On l’a vu, il est double : d’abord réduire par tous les moyens la consommation électrique en faisant des économies, ce qu’on appelle l’efficience. Ensuite  développer le mix énergétique en réfléchissant à des productions /distributions moins centralisées. C’est en ce sens que les DOM servent une fois encore, de laboratoire. La Géothermie, l’éolien, la bagasse, les énergies marines ont vu leurs premiers succès dans les îles. Par nécessité, parce que  charbon, et pétrole venus d’ailleurs, coûtent très cher. En conséquence, l'électricité produite à un coût trois fois plus élevé qu’en métropole. Grace à un mécanisme de péréquation (CSPE), qui coute très cher à l'état, elle est vendue au même tarif au consommateur îlien qu’à un métropolitain.
Très tôt dans les îles, on s’est donc penché sur l’idée de parvenir à une plus grande autonomie énergétique, par le biais de la maîtrise des consommations et le recours aux énergies renouvelables, que l’on espère à hauteur de 50 % au moins des consommations à l'horizon 2030. Un pari difficile.

 

Le débat qui se déroule dans toute la France jusqu’en juillet 2013 conduira à un projet de loi de programmation en octobre 2013.

Le Conseil national regroupe tous les partenaires (entreprises, syndicats, ONG, producteurs, utilisateurs, distributeurs, etc.). Il s’est réuni trois fois et travaille sur les rapports des groupes de travail. Il va conduire des auditions de la fin mars à début juin. La Journée citoyenne du 25 mai sera un moment fort du débat. A ce jour 19 Régions  se sont engagées.
Enfin, vous pouvez participer au débat sur le site :
http://www.transition-energetique.gouv.fr/search/content/dom

 

A la découverte de LA CHALEUR DE LA TERRE, l’usine de Bouillante

Bouillante est une petite ville sur l’île de Basse Terre en Guadeloupe au pied du volcan de la Soufrière. Un volcan encore en activité dont la dernière éruption remonte à 1976. La seule usine française de Géothermie y produit entre 8 % et 10% de la consommation globale de l’île connectée au réseau EDF. La Guadeloupe, comme la Réunion, est devenue un modèle en matière d’autonomie énergétique. 35% de sa production vient des renouvelables. Elle est donc bien au delà des 25% sur lesquels s’est engagée la France auprès de Bruxelles. Malheureusement sa consommation continue de galoper. http://sei.edf.com/fichiers/fckeditor/Commun/SEI/corp/Bilan-previsionnel-2012-Guadeloupe-2.pdf

 

« Gloug gloug gloug… Vous entendez ce bruit » ?

══════════════════════════════

- _Vos tâches_
- 1) Recopiez le passage de l'extrait qui commence par « Le Conseil national » et se poursuit jusqu'à « se sont engagées. ».
- 2) Dressez la liste des énergies qui, selon l'extrait, ont connu leurs premiers succès dans les îles.
- 3) Répondez aux questions suivantes à partir de l'extrait.
(a) En quelle année remonte la dernière éruption du volcan de la Soufrière ?
(b) Quelle part des consommations les îles espèrent-elles couvrir par les énergies renouvelables à l'horizon 2030 ?
(c) Combien de Régions se sont engagées à ce jour dans le débat ?

- _Données sources_
══════════════════════════════

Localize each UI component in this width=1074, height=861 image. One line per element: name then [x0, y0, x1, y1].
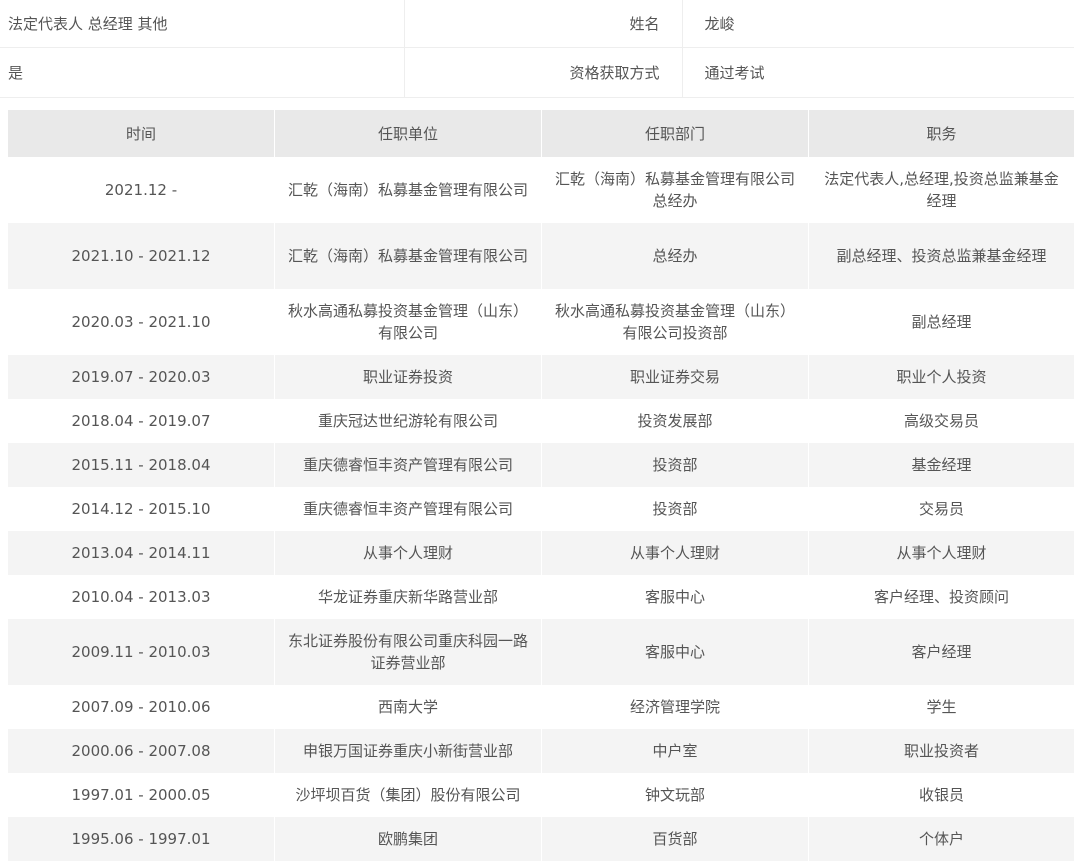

══════════════════════════════

- _Réponses par tâche_
- 1)
Le Conseil national regroupe tous les partenaires (entreprises, syndicats, ONG, producteurs, utilisateurs, distributeurs, etc.). Il s’est réuni trois fois et travaille sur les rapports des groupes de travail. Il va conduire des auditions de la fin mars à début juin. La Journée citoyenne du 25 mai sera un moment fort du débat. A ce jour 19 Régions  se sont engagées.

- 2) la géothermie, l'éolien, la bagasse, les énergies marines

- 3)
(a) 1976
(b) Au moins 50 %
(c) 19